-- begin --

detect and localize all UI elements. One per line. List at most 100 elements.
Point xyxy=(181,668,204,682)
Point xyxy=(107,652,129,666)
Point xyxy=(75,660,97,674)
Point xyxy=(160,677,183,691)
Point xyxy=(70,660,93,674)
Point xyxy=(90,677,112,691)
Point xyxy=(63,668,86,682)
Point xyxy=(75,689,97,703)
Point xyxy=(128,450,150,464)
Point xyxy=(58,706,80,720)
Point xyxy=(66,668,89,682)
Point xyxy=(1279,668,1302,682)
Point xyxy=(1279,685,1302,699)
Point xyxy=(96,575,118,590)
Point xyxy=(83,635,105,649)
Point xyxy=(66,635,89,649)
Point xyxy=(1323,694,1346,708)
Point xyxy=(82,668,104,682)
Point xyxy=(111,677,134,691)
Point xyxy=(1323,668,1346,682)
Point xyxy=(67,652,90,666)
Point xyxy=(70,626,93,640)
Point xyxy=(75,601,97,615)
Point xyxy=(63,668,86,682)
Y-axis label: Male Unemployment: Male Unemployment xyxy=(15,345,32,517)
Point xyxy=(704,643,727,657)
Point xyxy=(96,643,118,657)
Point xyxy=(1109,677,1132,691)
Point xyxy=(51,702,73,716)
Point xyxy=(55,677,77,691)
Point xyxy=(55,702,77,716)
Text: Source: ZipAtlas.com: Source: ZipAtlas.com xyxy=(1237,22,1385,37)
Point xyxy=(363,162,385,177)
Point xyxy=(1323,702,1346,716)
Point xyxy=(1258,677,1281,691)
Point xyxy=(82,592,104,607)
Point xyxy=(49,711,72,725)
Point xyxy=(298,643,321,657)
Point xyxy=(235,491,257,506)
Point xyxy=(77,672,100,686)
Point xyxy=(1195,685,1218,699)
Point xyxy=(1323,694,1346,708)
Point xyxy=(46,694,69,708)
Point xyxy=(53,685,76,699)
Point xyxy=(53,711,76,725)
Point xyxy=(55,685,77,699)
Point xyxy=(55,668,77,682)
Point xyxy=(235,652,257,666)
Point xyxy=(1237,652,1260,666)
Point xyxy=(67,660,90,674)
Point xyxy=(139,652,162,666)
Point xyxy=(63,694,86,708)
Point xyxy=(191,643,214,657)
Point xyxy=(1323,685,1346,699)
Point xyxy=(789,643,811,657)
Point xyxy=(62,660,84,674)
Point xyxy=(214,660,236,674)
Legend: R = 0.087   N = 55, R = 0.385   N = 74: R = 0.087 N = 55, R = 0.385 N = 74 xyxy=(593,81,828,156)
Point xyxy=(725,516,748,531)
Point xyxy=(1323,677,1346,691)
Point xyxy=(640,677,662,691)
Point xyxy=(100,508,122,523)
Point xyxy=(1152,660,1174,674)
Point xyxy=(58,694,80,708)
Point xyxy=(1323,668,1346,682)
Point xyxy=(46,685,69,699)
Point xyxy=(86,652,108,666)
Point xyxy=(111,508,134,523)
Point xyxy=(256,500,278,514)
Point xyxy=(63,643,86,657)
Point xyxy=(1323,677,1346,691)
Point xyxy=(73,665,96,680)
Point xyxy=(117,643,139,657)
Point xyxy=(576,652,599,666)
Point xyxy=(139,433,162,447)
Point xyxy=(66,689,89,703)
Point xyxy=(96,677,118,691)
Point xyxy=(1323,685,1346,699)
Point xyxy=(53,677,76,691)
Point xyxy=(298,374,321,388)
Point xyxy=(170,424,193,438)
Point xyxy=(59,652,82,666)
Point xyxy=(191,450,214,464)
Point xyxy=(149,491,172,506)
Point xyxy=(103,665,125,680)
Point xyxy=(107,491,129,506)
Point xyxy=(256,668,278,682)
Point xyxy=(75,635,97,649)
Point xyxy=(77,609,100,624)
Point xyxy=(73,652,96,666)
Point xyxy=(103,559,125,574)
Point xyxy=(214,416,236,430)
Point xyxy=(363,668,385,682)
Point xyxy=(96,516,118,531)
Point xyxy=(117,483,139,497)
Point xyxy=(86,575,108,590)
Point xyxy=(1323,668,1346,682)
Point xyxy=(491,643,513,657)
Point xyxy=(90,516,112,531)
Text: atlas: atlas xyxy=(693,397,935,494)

-- end --
-- begin --

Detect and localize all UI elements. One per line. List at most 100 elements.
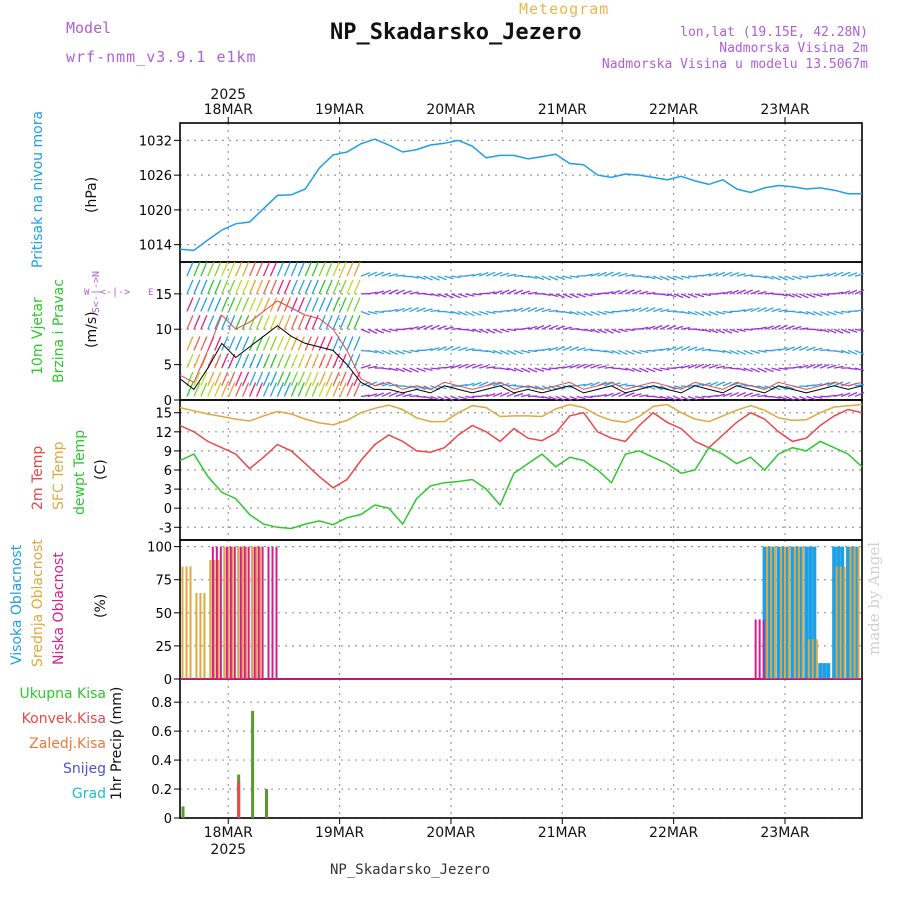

-- end --

> Work to do: Pull out each line in the entries above that contains the word "Text".

> Answer to the exercise:
Text: Source: ZipAtlas.com: Source: ZipAtlas.com xyxy=(1237,22,1385,37)
Text: atlas: atlas xyxy=(693,397,935,494)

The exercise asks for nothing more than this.